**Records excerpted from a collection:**
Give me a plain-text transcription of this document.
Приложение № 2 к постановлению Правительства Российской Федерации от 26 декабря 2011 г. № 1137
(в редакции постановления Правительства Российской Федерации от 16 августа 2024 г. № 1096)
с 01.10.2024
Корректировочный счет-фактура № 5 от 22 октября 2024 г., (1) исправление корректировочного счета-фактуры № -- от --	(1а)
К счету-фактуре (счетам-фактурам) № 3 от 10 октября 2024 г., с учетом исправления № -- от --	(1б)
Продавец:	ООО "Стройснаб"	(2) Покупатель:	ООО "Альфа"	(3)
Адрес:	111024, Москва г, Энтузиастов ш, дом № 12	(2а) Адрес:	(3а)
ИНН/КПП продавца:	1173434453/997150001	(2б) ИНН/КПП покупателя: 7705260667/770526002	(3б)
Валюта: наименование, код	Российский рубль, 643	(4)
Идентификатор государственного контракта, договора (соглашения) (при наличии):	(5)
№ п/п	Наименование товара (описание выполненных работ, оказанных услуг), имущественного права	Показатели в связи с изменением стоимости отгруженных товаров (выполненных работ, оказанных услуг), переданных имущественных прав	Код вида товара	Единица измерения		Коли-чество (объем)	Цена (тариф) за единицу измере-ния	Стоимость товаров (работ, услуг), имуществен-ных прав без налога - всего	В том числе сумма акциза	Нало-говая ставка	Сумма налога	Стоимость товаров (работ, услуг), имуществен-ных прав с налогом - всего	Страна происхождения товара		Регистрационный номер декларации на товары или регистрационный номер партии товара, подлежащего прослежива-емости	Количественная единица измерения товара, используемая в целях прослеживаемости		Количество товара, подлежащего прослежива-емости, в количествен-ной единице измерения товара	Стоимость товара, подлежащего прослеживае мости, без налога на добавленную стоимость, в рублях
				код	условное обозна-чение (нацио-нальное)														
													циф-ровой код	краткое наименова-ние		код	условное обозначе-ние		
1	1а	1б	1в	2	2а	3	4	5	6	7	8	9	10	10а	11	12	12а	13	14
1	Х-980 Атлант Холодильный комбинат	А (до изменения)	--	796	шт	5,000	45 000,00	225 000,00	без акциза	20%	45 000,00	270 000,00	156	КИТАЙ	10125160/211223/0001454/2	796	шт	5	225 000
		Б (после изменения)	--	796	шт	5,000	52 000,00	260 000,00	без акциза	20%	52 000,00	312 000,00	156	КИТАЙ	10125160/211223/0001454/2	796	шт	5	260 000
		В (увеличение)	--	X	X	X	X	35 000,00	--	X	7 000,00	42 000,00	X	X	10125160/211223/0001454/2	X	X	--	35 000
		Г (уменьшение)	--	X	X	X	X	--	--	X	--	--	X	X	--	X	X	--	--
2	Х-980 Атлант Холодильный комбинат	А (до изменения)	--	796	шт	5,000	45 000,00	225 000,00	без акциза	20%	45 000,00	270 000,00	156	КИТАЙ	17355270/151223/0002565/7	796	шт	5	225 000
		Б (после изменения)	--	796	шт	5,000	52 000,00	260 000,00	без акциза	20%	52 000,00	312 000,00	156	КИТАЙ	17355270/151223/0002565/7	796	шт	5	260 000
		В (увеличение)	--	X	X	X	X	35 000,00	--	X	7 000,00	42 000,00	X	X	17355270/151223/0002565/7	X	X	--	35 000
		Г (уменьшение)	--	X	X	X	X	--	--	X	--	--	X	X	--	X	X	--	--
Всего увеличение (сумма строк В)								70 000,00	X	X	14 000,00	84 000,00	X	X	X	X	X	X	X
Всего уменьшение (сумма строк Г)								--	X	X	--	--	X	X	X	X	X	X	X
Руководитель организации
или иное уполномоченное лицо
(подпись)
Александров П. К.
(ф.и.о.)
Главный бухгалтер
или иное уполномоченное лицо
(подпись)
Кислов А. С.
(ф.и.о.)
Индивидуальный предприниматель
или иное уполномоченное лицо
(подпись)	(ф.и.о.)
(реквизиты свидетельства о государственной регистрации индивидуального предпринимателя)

**REQUIREMENT:** From the data above, pick out each line containing "октября" and copy it.

**TASK RESULT:**
Корректировочный счет-фактура № 5 от 22 октября 2024 г., (1) исправление корректировочного счета-фактуры № -- от --	(1а)
К счету-фактуре (счетам-фактурам) № 3 от 10 октября 2024 г., с учетом исправления № -- от --	(1б)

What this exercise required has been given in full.